RECORDS TO PROCESS:

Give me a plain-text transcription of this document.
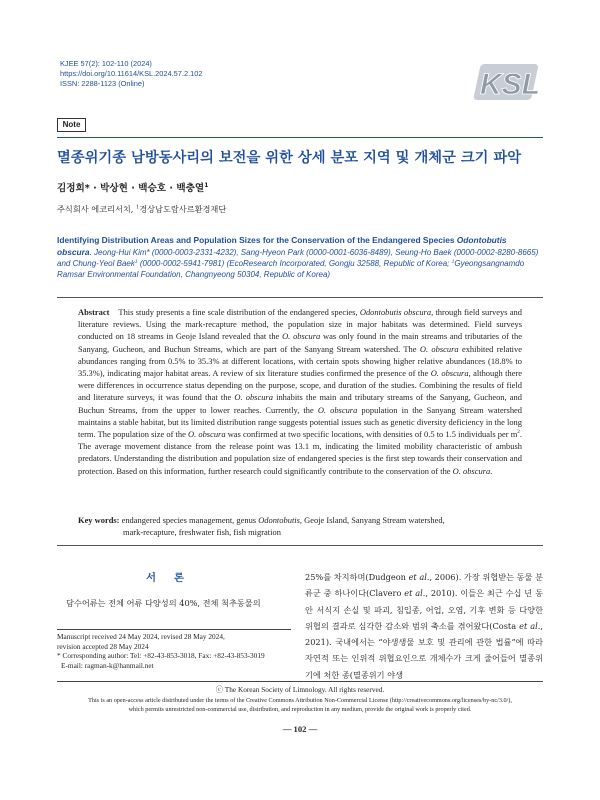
KJEE 57(2): 102-110 (2024)
https://doi.org/10.11614/KSL.2024.57.2.102
ISSN: 2288-1123 (Online)	KSL
Note
멸종위기종 남방동사리의 보전을 위한 상세 분포 지역 및 개체군 크기 파악
김정희* · 박상현 · 백승호 · 백충열$^1$
주식회사 에코리서치, $^1$경상남도람사르환경재단
Identifying Distribution Areas and Population Sizes for the Conservation of the Endangered Species Odontobutis obscura. Jeong-Hui Kim* (0000-0003-2331-4232), Sang-Hyeon Park (0000-0001-6036-8489), Seung-Ho Baek (0000-0002-8280-8665) and Chung-Yeol Baek$^1$ (0000-0002-5941-7981) (EcoResearch Incorporated, Gongju 32588, Republic of Korea; $^1$Gyeongsangnamdo Ramsar Environmental Foundation, Changnyeong 50304, Republic of Korea)
Abstract This study presents a fine scale distribution of the endangered species, Odontobutis obscura, through field surveys and literature reviews. Using the mark-recapture method, the population size in major habitats was determined. Field surveys conducted on 18 streams in Geoje Island revealed that the O. obscura was only found in the main streams and tributaries of the Sanyang, Gucheon, and Buchun Streams, which are part of the Sanyang Stream watershed. The O. obscura exhibited relative abundances ranging from 0.5% to 35.3% at different locations, with certain spots showing higher relative abundances (18.8% to 35.3%), indicating major habitat areas. A review of six literature studies confirmed the presence of the O. obscura, although there were differences in occurrence status depending on the purpose, scope, and duration of the studies. Combining the results of field and literature surveys, it was found that the O. obscura inhabits the main and tributary streams of the Sanyang, Gucheon, and Buchun Streams, from the upper to lower reaches. Currently, the O. obscura population in the Sanyang Stream watershed maintains a stable habitat, but its limited distribution range suggests potential issues such as genetic diversity deficiency in the long term. The population size of the O. obscura was confirmed at two specific locations, with densities of 0.5 to 1.5 individuals per $m^2$. The average movement distance from the release point was 13.1 m, indicating the limited mobility characteristic of ambush predators. Understanding the distribution and population size of endangered species is the first step towards their conservation and protection. Based on this information, further research could significantly contribute to the conservation of the O. obscura.
Key words: endangered species management, genus Odontobutis, Geoje Island, Sanyang Stream watershed,
mark-recapture, freshwater fish, fish migration
서론
담수어류는 전체 어류 다양성의 40%, 전체 척추동물의
Manuscript received 24 May 2024, revised 28 May 2024,
revision accepted 28 May 2024
* Corresponding author: Tel: +82-43-853-3018, Fax: +82-43-853-3019
E-mail: ragman-k@hanmail.net
25%를 차지하며(Dudgeon et al., 2006). 가장 위협받는 동물 분류군 중 하나이다(Clavero et al., 2010). 이들은 최근 수십 년 동안 서식지 손실 및 파괴, 침입종, 어업, 오염, 기후 변화 등 다양한 위협의 결과로 심각한 감소와 범위 축소를 겪어왔다(Costa et al., 2021). 국내에서는 “야생생물 보호 및 관리에 관한 법률”에 따라 자연적 또는 인위적 위협요인으로 개체수가 크게 줄어들어 멸종위기에 처한 종(멸종위기 야생
ⓒ The Korean Society of Limnology. All rights reserved.
This is an open-access article distributed under the terms of the Creative Commons Attribution Non-Commercial License (http://creativecommons.org/licenses/by-nc/3.0/),
which permits unrestricted non-commercial use, distribution, and reproduction in any medium, provide the original work is properly cited.
— 102 —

EXERCISE OBJECTIVE: Copy the listing over exactly, skipping the pictures it holds.

THE SOLUTION:
Give me a plain-text transcription of this document.
KJEE 57(2): 102-110 (2024)
https://doi.org/10.11614/KSL.2024.57.2.102
ISSN: 2288-1123 (Online)	KSL
Note
멸종위기종 남방동사리의 보전을 위한 상세 분포 지역 및 개체군 크기 파악
김정희* · 박상현 · 백승호 · 백충열$^1$
주식회사 에코리서치, $^1$경상남도람사르환경재단
Identifying Distribution Areas and Population Sizes for the Conservation of the Endangered Species Odontobutis obscura. Jeong-Hui Kim* (0000-0003-2331-4232), Sang-Hyeon Park (0000-0001-6036-8489), Seung-Ho Baek (0000-0002-8280-8665) and Chung-Yeol Baek$^1$ (0000-0002-5941-7981) (EcoResearch Incorporated, Gongju 32588, Republic of Korea; $^1$Gyeongsangnamdo Ramsar Environmental Foundation, Changnyeong 50304, Republic of Korea)
Abstract This study presents a fine scale distribution of the endangered species, Odontobutis obscura, through field surveys and literature reviews. Using the mark-recapture method, the population size in major habitats was determined. Field surveys conducted on 18 streams in Geoje Island revealed that the O. obscura was only found in the main streams and tributaries of the Sanyang, Gucheon, and Buchun Streams, which are part of the Sanyang Stream watershed. The O. obscura exhibited relative abundances ranging from 0.5% to 35.3% at different locations, with certain spots showing higher relative abundances (18.8% to 35.3%), indicating major habitat areas. A review of six literature studies confirmed the presence of the O. obscura, although there were differences in occurrence status depending on the purpose, scope, and duration of the studies. Combining the results of field and literature surveys, it was found that the O. obscura inhabits the main and tributary streams of the Sanyang, Gucheon, and Buchun Streams, from the upper to lower reaches. Currently, the O. obscura population in the Sanyang Stream watershed maintains a stable habitat, but its limited distribution range suggests potential issues such as genetic diversity deficiency in the long term. The population size of the O. obscura was confirmed at two specific locations, with densities of 0.5 to 1.5 individuals per $m^2$. The average movement distance from the release point was 13.1 m, indicating the limited mobility characteristic of ambush predators. Understanding the distribution and population size of endangered species is the first step towards their conservation and protection. Based on this information, further research could significantly contribute to the conservation of the O. obscura.
Key words: endangered species management, genus Odontobutis, Geoje Island, Sanyang Stream watershed,
mark-recapture, freshwater fish, fish migration
서론
담수어류는 전체 어류 다양성의 40%, 전체 척추동물의
Manuscript received 24 May 2024, revised 28 May 2024,
revision accepted 28 May 2024
* Corresponding author: Tel: +82-43-853-3018, Fax: +82-43-853-3019
E-mail: ragman-k@hanmail.net
25%를 차지하며(Dudgeon et al., 2006). 가장 위협받는 동물 분류군 중 하나이다(Clavero et al., 2010). 이들은 최근 수십 년 동안 서식지 손실 및 파괴, 침입종, 어업, 오염, 기후 변화 등 다양한 위협의 결과로 심각한 감소와 범위 축소를 겪어왔다(Costa et al., 2021). 국내에서는 “야생생물 보호 및 관리에 관한 법률”에 따라 자연적 또는 인위적 위협요인으로 개체수가 크게 줄어들어 멸종위기에 처한 종(멸종위기 야생
ⓒ The Korean Society of Limnology. All rights reserved.
This is an open-access article distributed under the terms of the Creative Commons Attribution Non-Commercial License (http://creativecommons.org/licenses/by-nc/3.0/),
which permits unrestricted non-commercial use, distribution, and reproduction in any medium, provide the original work is properly cited.
— 102 —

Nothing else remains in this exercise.